Request ::
The listing below is to be output in its exact form.

Data entries
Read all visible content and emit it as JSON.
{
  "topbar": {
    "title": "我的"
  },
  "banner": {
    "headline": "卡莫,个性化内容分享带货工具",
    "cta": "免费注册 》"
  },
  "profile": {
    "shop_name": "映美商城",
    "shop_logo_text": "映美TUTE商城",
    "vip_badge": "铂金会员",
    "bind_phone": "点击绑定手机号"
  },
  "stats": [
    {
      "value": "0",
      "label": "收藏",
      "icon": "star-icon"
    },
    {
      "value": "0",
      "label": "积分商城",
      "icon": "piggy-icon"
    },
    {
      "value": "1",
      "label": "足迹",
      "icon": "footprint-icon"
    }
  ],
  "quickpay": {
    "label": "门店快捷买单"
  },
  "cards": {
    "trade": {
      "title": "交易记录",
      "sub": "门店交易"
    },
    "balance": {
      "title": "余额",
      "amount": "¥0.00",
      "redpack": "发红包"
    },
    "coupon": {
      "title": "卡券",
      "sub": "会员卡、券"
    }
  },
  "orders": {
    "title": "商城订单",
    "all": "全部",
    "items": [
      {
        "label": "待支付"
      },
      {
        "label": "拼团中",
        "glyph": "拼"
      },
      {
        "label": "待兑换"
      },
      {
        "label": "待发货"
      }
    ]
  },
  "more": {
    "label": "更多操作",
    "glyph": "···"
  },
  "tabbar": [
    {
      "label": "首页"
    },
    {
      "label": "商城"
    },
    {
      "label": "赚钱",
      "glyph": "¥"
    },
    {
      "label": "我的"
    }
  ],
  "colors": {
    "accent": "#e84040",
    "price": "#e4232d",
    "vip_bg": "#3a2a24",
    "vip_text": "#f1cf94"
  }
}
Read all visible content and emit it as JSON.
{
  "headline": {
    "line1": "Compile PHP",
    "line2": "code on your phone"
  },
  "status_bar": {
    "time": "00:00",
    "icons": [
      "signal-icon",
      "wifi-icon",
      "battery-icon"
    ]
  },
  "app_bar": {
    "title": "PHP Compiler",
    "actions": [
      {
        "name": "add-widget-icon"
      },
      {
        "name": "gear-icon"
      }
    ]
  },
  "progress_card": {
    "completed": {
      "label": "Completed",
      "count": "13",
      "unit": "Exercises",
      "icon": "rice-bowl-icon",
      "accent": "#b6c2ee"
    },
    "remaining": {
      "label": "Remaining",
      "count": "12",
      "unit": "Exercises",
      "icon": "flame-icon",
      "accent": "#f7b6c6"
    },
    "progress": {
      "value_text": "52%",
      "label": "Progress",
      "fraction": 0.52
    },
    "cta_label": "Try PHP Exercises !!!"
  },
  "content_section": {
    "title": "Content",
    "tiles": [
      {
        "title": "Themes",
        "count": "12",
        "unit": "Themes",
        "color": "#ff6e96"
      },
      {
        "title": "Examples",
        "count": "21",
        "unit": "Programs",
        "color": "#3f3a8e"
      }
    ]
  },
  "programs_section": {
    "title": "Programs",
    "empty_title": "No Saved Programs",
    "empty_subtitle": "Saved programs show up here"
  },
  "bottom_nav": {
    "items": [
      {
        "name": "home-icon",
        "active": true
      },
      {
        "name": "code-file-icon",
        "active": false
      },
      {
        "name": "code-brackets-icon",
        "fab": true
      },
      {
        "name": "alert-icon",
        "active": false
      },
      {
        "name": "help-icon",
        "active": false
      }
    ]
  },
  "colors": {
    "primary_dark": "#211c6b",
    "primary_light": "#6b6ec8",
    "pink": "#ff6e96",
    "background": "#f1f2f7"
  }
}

Task result ::
Read all visible content and emit it as JSON.
{
  "topbar": {
    "title": "我的"
  },
  "banner": {
    "headline": "卡莫,个性化内容分享带货工具",
    "cta": "免费注册 》"
  },
  "profile": {
    "shop_name": "映美商城",
    "shop_logo_text": "映美TUTE商城",
    "vip_badge": "铂金会员",
    "bind_phone": "点击绑定手机号"
  },
  "stats": [
    {
      "value": "0",
      "label": "收藏",
      "icon": "star-icon"
    },
    {
      "value": "0",
      "label": "积分商城",
      "icon": "piggy-icon"
    },
    {
      "value": "1",
      "label": "足迹",
      "icon": "footprint-icon"
    }
  ],
  "quickpay": {
    "label": "门店快捷买单"
  },
  "cards": {
    "trade": {
      "title": "交易记录",
      "sub": "门店交易"
    },
    "balance": {
      "title": "余额",
      "amount": "¥0.00",
      "redpack": "发红包"
    },
    "coupon": {
      "title": "卡券",
      "sub": "会员卡、券"
    }
  },
  "orders": {
    "title": "商城订单",
    "all": "全部",
    "items": [
      {
        "label": "待支付"
      },
      {
        "label": "拼团中",
        "glyph": "拼"
      },
      {
        "label": "待兑换"
      },
      {
        "label": "待发货"
      }
    ]
  },
  "more": {
    "label": "更多操作",
    "glyph": "···"
  },
  "tabbar": [
    {
      "label": "首页"
    },
    {
      "label": "商城"
    },
    {
      "label": "赚钱",
      "glyph": "¥"
    },
    {
      "label": "我的"
    }
  ],
  "colors": {
    "accent": "#e84040",
    "price": "#e4232d",
    "vip_bg": "#3a2a24",
    "vip_text": "#f1cf94"
  }
}
Read all visible content and emit it as JSON.
{
  "headline": {
    "line1": "Compile PHP",
    "line2": "code on your phone"
  },
  "status_bar": {
    "time": "00:00",
    "icons": [
      "signal-icon",
      "wifi-icon",
      "battery-icon"
    ]
  },
  "app_bar": {
    "title": "PHP Compiler",
    "actions": [
      {
        "name": "add-widget-icon"
      },
      {
        "name": "gear-icon"
      }
    ]
  },
  "progress_card": {
    "completed": {
      "label": "Completed",
      "count": "13",
      "unit": "Exercises",
      "icon": "rice-bowl-icon",
      "accent": "#b6c2ee"
    },
    "remaining": {
      "label": "Remaining",
      "count": "12",
      "unit": "Exercises",
      "icon": "flame-icon",
      "accent": "#f7b6c6"
    },
    "progress": {
      "value_text": "52%",
      "label": "Progress",
      "fraction": 0.52
    },
    "cta_label": "Try PHP Exercises !!!"
  },
  "content_section": {
    "title": "Content",
    "tiles": [
      {
        "title": "Themes",
        "count": "12",
        "unit": "Themes",
        "color": "#ff6e96"
      },
      {
        "title": "Examples",
        "count": "21",
        "unit": "Programs",
        "color": "#3f3a8e"
      }
    ]
  },
  "programs_section": {
    "title": "Programs",
    "empty_title": "No Saved Programs",
    "empty_subtitle": "Saved programs show up here"
  },
  "bottom_nav": {
    "items": [
      {
        "name": "home-icon",
        "active": true
      },
      {
        "name": "code-file-icon",
        "active": false
      },
      {
        "name": "code-brackets-icon",
        "fab": true
      },
      {
        "name": "alert-icon",
        "active": false
      },
      {
        "name": "help-icon",
        "active": false
      }
    ]
  },
  "colors": {
    "primary_dark": "#211c6b",
    "primary_light": "#6b6ec8",
    "pink": "#ff6e96",
    "background": "#f1f2f7"
  }
}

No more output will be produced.